▸ **TO DO**: Give only the number of lines that hold the word "ਈਆਕਸ".

Stored items:

++++++++++

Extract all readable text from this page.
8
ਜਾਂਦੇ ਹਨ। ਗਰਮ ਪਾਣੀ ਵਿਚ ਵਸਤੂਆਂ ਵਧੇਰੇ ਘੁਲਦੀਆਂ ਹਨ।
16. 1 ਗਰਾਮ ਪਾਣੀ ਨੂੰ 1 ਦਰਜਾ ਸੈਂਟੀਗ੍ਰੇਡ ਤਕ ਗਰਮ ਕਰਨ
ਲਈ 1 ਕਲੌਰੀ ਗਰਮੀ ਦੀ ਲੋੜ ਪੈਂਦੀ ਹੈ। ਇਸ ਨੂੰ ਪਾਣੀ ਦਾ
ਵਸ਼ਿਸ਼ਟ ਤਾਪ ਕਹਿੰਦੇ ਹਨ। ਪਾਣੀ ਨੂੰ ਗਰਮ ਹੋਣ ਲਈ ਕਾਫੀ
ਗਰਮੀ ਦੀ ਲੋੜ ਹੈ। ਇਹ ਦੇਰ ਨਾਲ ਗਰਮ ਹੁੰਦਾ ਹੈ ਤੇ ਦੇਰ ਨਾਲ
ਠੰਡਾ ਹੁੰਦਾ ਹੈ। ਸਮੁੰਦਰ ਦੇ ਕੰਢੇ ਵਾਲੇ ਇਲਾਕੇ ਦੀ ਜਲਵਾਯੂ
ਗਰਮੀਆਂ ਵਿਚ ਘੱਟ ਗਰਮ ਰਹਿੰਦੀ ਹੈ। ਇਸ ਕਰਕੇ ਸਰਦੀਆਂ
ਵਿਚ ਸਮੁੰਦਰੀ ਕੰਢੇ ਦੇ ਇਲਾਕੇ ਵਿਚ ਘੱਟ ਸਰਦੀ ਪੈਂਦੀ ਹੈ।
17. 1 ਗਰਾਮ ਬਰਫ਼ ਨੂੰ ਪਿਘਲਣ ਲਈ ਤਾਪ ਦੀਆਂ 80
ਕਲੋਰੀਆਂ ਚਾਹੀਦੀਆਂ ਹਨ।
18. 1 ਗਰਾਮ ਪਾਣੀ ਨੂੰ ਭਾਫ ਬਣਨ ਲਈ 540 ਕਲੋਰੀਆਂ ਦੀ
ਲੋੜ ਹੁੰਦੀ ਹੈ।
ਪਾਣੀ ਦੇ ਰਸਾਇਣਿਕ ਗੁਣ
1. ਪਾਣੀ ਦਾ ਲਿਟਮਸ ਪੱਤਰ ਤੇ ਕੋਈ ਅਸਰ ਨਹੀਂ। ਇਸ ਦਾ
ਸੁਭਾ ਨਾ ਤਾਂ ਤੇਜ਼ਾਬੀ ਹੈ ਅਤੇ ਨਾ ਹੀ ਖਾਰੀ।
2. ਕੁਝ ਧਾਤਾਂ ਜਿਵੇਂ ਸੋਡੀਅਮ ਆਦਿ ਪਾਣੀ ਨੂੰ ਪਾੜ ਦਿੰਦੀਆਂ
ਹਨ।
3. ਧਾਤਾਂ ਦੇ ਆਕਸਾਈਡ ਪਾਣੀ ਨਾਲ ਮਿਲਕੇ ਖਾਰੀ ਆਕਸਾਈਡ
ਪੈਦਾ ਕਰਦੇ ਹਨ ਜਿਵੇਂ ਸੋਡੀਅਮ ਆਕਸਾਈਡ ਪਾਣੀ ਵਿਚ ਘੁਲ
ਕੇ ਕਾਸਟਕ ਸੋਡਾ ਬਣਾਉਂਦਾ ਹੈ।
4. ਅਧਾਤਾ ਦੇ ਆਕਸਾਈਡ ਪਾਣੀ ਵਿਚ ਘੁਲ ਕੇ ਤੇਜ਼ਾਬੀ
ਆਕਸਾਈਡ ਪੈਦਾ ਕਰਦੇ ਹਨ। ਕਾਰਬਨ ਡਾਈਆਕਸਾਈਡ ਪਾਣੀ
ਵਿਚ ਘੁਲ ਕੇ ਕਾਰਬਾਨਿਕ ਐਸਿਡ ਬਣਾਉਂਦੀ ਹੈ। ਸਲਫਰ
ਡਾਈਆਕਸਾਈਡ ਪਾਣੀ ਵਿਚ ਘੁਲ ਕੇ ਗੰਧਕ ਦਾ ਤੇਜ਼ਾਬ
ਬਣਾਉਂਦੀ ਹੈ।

++++++++++

▸ **WRITTEN RESPONSE**: 2